- **Exercise brief**
Write out all of the lines below, exactly and completely.

- **Supplied data**
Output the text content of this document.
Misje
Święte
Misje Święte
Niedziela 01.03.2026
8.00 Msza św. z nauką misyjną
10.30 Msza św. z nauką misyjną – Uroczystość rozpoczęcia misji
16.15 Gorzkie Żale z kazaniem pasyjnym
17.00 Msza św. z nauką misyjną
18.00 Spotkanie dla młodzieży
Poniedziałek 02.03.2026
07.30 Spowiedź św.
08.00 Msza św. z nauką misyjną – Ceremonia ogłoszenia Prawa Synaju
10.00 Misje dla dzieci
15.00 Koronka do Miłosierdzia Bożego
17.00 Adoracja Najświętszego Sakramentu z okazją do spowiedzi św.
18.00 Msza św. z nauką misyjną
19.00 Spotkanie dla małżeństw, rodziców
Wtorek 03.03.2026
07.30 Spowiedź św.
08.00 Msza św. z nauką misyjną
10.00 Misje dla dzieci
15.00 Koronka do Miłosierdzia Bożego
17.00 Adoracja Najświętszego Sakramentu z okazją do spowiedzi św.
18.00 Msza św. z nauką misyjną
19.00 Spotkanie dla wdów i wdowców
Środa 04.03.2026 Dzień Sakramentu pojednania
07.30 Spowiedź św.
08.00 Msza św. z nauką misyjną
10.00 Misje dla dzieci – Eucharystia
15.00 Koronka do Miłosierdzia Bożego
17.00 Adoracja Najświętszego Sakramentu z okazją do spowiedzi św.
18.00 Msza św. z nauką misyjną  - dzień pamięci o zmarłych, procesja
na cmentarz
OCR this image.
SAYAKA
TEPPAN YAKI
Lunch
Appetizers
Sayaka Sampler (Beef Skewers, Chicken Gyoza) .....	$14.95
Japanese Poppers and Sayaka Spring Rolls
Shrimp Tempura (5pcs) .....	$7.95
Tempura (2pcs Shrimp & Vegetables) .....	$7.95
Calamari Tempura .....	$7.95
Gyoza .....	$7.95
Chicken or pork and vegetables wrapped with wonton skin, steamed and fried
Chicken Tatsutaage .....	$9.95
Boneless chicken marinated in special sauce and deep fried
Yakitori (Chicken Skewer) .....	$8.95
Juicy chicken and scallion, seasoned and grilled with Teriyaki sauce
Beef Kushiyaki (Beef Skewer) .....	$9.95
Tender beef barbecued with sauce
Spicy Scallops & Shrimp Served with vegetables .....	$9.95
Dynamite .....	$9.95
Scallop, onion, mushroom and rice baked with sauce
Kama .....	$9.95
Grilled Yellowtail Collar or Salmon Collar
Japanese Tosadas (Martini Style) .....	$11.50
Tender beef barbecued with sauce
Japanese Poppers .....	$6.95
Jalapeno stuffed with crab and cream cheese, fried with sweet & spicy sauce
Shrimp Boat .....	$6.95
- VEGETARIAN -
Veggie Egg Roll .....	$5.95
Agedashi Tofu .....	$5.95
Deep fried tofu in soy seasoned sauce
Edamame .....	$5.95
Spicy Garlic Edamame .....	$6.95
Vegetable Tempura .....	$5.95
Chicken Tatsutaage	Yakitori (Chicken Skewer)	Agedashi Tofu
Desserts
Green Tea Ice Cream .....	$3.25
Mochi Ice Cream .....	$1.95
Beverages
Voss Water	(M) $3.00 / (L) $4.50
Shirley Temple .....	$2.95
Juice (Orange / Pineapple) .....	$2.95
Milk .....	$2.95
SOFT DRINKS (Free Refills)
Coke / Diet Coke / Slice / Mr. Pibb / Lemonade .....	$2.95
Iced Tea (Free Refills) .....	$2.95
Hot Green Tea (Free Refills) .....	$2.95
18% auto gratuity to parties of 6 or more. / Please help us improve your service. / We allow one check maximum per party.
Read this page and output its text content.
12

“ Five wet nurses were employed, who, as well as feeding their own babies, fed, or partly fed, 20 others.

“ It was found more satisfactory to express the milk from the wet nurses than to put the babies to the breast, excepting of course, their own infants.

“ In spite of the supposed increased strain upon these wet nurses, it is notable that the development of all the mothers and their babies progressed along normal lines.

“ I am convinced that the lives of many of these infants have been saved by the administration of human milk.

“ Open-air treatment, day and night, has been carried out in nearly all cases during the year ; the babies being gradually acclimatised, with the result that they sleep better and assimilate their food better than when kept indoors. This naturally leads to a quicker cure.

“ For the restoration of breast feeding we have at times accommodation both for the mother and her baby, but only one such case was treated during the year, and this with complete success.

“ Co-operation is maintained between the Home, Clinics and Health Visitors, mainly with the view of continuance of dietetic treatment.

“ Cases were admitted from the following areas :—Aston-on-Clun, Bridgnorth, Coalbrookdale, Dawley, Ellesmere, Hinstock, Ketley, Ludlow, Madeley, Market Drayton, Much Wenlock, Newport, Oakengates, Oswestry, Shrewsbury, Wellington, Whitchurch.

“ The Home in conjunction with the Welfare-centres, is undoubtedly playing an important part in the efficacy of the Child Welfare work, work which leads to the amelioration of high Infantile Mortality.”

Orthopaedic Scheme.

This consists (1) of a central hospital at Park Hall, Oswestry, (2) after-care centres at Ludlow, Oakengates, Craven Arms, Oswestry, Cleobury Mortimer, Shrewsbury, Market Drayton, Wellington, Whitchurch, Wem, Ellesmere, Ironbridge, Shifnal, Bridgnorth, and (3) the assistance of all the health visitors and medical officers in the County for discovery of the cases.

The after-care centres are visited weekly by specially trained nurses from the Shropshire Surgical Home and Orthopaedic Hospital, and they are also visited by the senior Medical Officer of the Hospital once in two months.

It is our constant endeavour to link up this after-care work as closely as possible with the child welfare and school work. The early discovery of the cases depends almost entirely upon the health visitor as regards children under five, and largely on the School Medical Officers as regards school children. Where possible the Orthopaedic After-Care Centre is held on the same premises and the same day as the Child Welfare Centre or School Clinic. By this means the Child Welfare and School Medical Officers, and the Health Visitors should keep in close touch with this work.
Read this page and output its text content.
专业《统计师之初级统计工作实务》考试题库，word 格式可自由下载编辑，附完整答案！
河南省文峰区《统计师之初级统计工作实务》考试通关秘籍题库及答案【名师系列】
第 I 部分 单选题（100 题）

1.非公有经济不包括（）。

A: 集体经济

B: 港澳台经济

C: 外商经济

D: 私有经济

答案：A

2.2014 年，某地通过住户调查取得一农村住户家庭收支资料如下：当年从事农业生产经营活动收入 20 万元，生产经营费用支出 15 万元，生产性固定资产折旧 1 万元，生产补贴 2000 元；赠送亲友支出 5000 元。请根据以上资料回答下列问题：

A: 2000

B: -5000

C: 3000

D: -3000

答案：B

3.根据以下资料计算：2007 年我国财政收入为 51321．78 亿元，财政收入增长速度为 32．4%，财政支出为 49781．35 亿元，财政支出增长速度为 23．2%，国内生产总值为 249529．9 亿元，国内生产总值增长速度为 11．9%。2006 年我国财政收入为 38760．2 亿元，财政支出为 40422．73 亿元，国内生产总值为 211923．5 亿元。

- **Complete answer**
Output the text content of this document.
Misje
Święte
Misje Święte
Niedziela 01.03.2026
8.00 Msza św. z nauką misyjną
10.30 Msza św. z nauką misyjną – Uroczystość rozpoczęcia misji
16.15 Gorzkie Żale z kazaniem pasyjnym
17.00 Msza św. z nauką misyjną
18.00 Spotkanie dla młodzieży
Poniedziałek 02.03.2026
07.30 Spowiedź św.
08.00 Msza św. z nauką misyjną – Ceremonia ogłoszenia Prawa Synaju
10.00 Misje dla dzieci
15.00 Koronka do Miłosierdzia Bożego
17.00 Adoracja Najświętszego Sakramentu z okazją do spowiedzi św.
18.00 Msza św. z nauką misyjną
19.00 Spotkanie dla małżeństw, rodziców
Wtorek 03.03.2026
07.30 Spowiedź św.
08.00 Msza św. z nauką misyjną
10.00 Misje dla dzieci
15.00 Koronka do Miłosierdzia Bożego
17.00 Adoracja Najświętszego Sakramentu z okazją do spowiedzi św.
18.00 Msza św. z nauką misyjną
19.00 Spotkanie dla wdów i wdowców
Środa 04.03.2026 Dzień Sakramentu pojednania
07.30 Spowiedź św.
08.00 Msza św. z nauką misyjną
10.00 Misje dla dzieci – Eucharystia
15.00 Koronka do Miłosierdzia Bożego
17.00 Adoracja Najświętszego Sakramentu z okazją do spowiedzi św.
18.00 Msza św. z nauką misyjną  - dzień pamięci o zmarłych, procesja
na cmentarz
OCR this image.
SAYAKA
TEPPAN YAKI
Lunch
Appetizers
Sayaka Sampler (Beef Skewers, Chicken Gyoza) .....	$14.95
Japanese Poppers and Sayaka Spring Rolls
Shrimp Tempura (5pcs) .....	$7.95
Tempura (2pcs Shrimp & Vegetables) .....	$7.95
Calamari Tempura .....	$7.95
Gyoza .....	$7.95
Chicken or pork and vegetables wrapped with wonton skin, steamed and fried
Chicken Tatsutaage .....	$9.95
Boneless chicken marinated in special sauce and deep fried
Yakitori (Chicken Skewer) .....	$8.95
Juicy chicken and scallion, seasoned and grilled with Teriyaki sauce
Beef Kushiyaki (Beef Skewer) .....	$9.95
Tender beef barbecued with sauce
Spicy Scallops & Shrimp Served with vegetables .....	$9.95
Dynamite .....	$9.95
Scallop, onion, mushroom and rice baked with sauce
Kama .....	$9.95
Grilled Yellowtail Collar or Salmon Collar
Japanese Tosadas (Martini Style) .....	$11.50
Tender beef barbecued with sauce
Japanese Poppers .....	$6.95
Jalapeno stuffed with crab and cream cheese, fried with sweet & spicy sauce
Shrimp Boat .....	$6.95
- VEGETARIAN -
Veggie Egg Roll .....	$5.95
Agedashi Tofu .....	$5.95
Deep fried tofu in soy seasoned sauce
Edamame .....	$5.95
Spicy Garlic Edamame .....	$6.95
Vegetable Tempura .....	$5.95
Chicken Tatsutaage	Yakitori (Chicken Skewer)	Agedashi Tofu
Desserts
Green Tea Ice Cream .....	$3.25
Mochi Ice Cream .....	$1.95
Beverages
Voss Water	(M) $3.00 / (L) $4.50
Shirley Temple .....	$2.95
Juice (Orange / Pineapple) .....	$2.95
Milk .....	$2.95
SOFT DRINKS (Free Refills)
Coke / Diet Coke / Slice / Mr. Pibb / Lemonade .....	$2.95
Iced Tea (Free Refills) .....	$2.95
Hot Green Tea (Free Refills) .....	$2.95
18% auto gratuity to parties of 6 or more. / Please help us improve your service. / We allow one check maximum per party.
Read this page and output its text content.
12

“ Five wet nurses were employed, who, as well as feeding their own babies, fed, or partly fed, 20 others.

“ It was found more satisfactory to express the milk from the wet nurses than to put the babies to the breast, excepting of course, their own infants.

“ In spite of the supposed increased strain upon these wet nurses, it is notable that the development of all the mothers and their babies progressed along normal lines.

“ I am convinced that the lives of many of these infants have been saved by the administration of human milk.

“ Open-air treatment, day and night, has been carried out in nearly all cases during the year ; the babies being gradually acclimatised, with the result that they sleep better and assimilate their food better than when kept indoors. This naturally leads to a quicker cure.

“ For the restoration of breast feeding we have at times accommodation both for the mother and her baby, but only one such case was treated during the year, and this with complete success.

“ Co-operation is maintained between the Home, Clinics and Health Visitors, mainly with the view of continuance of dietetic treatment.

“ Cases were admitted from the following areas :—Aston-on-Clun, Bridgnorth, Coalbrookdale, Dawley, Ellesmere, Hinstock, Ketley, Ludlow, Madeley, Market Drayton, Much Wenlock, Newport, Oakengates, Oswestry, Shrewsbury, Wellington, Whitchurch.

“ The Home in conjunction with the Welfare-centres, is undoubtedly playing an important part in the efficacy of the Child Welfare work, work which leads to the amelioration of high Infantile Mortality.”

Orthopaedic Scheme.

This consists (1) of a central hospital at Park Hall, Oswestry, (2) after-care centres at Ludlow, Oakengates, Craven Arms, Oswestry, Cleobury Mortimer, Shrewsbury, Market Drayton, Wellington, Whitchurch, Wem, Ellesmere, Ironbridge, Shifnal, Bridgnorth, and (3) the assistance of all the health visitors and medical officers in the County for discovery of the cases.

The after-care centres are visited weekly by specially trained nurses from the Shropshire Surgical Home and Orthopaedic Hospital, and they are also visited by the senior Medical Officer of the Hospital once in two months.

It is our constant endeavour to link up this after-care work as closely as possible with the child welfare and school work. The early discovery of the cases depends almost entirely upon the health visitor as regards children under five, and largely on the School Medical Officers as regards school children. Where possible the Orthopaedic After-Care Centre is held on the same premises and the same day as the Child Welfare Centre or School Clinic. By this means the Child Welfare and School Medical Officers, and the Health Visitors should keep in close touch with this work.
Read this page and output its text content.
专业《统计师之初级统计工作实务》考试题库，word 格式可自由下载编辑，附完整答案！
河南省文峰区《统计师之初级统计工作实务》考试通关秘籍题库及答案【名师系列】
第 I 部分 单选题（100 题）

1.非公有经济不包括（）。

A: 集体经济

B: 港澳台经济

C: 外商经济

D: 私有经济

答案：A

2.2014 年，某地通过住户调查取得一农村住户家庭收支资料如下：当年从事农业生产经营活动收入 20 万元，生产经营费用支出 15 万元，生产性固定资产折旧 1 万元，生产补贴 2000 元；赠送亲友支出 5000 元。请根据以上资料回答下列问题：

A: 2000

B: -5000

C: 3000

D: -3000

答案：B

3.根据以下资料计算：2007 年我国财政收入为 51321．78 亿元，财政收入增长速度为 32．4%，财政支出为 49781．35 亿元，财政支出增长速度为 23．2%，国内生产总值为 249529．9 亿元，国内生产总值增长速度为 11．9%。2006 年我国财政收入为 38760．2 亿元，财政支出为 40422．73 亿元，国内生产总值为 211923．5 亿元。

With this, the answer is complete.